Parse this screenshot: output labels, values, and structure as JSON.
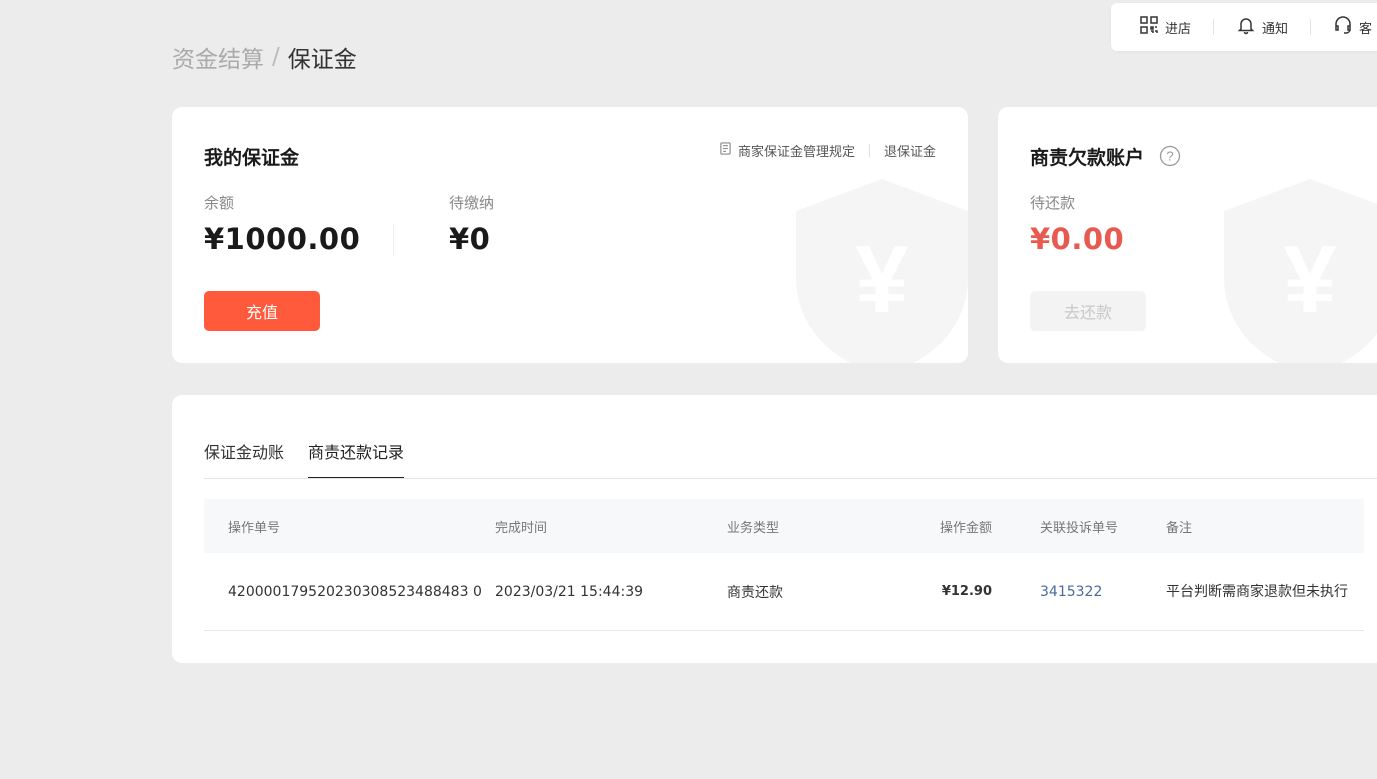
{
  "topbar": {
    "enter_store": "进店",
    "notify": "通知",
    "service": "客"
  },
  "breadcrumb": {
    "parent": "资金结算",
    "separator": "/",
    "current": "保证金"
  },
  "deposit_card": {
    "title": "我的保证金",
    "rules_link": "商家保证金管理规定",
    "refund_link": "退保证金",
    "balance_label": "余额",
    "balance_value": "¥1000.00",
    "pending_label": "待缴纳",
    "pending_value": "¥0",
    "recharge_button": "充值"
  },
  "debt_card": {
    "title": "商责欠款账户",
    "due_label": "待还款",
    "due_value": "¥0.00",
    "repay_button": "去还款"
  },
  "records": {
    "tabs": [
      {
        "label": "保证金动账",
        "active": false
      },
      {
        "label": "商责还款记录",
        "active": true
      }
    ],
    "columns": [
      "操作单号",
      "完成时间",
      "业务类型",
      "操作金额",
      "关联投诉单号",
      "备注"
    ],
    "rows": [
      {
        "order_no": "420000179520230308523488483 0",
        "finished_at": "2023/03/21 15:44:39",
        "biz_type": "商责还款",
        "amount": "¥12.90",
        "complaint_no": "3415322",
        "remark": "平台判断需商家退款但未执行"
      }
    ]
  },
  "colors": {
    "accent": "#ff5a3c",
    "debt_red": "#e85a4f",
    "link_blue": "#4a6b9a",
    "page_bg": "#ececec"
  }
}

· · · · · · ·

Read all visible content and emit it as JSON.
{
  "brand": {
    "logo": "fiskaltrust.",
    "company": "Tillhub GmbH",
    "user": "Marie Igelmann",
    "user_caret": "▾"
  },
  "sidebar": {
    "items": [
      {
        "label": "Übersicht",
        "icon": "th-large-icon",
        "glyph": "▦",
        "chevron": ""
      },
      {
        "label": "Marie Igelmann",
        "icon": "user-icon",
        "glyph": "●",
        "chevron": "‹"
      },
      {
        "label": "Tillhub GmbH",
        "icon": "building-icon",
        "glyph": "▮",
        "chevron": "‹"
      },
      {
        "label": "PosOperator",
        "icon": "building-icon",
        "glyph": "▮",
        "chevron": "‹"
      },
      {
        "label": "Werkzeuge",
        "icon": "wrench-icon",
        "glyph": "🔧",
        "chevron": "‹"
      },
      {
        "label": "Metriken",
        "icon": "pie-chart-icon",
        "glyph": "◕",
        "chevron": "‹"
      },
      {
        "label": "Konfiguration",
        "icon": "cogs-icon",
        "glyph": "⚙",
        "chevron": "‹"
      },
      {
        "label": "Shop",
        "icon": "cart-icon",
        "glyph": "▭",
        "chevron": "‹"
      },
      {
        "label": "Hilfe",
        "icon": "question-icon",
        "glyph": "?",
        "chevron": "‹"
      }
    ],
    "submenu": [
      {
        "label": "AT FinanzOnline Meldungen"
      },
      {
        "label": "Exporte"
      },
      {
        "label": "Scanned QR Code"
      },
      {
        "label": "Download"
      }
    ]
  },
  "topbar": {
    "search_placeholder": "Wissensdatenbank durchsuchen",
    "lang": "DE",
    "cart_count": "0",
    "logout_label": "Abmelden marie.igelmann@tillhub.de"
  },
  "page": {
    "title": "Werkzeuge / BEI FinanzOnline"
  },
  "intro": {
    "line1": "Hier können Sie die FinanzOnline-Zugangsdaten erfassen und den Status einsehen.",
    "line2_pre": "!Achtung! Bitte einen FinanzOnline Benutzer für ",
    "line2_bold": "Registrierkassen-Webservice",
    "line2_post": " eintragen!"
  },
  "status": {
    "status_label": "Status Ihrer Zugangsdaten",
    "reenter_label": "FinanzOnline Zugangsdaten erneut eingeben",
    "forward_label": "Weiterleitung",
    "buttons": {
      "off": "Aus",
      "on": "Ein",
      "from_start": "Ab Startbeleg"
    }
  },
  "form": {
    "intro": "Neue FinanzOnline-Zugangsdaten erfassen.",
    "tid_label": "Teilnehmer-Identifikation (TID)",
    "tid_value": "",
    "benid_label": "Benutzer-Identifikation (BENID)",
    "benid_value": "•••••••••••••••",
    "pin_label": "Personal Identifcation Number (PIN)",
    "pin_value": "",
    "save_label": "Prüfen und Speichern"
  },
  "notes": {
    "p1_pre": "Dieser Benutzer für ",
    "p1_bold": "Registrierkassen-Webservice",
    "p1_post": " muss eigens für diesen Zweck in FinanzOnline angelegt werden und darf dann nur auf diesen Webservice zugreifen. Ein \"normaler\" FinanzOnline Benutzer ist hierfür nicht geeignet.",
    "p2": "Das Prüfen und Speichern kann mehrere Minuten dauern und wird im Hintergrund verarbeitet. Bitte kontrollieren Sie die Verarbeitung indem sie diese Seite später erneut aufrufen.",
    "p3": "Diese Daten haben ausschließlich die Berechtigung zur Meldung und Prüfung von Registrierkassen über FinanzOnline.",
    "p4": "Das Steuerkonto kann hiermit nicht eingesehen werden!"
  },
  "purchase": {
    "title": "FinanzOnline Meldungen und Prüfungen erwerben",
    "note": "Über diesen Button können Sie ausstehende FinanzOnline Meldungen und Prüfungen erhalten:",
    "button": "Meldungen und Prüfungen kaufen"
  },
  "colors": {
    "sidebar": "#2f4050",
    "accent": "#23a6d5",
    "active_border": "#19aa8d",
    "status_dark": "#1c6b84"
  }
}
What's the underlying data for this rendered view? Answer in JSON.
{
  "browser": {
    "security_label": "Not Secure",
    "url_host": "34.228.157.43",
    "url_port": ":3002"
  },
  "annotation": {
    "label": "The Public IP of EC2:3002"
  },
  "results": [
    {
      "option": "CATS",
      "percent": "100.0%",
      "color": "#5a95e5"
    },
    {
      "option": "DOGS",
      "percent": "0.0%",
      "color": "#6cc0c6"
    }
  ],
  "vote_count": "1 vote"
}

· · · · · · ·

Find every line containing the word "werden", then give the total and nothing more.

2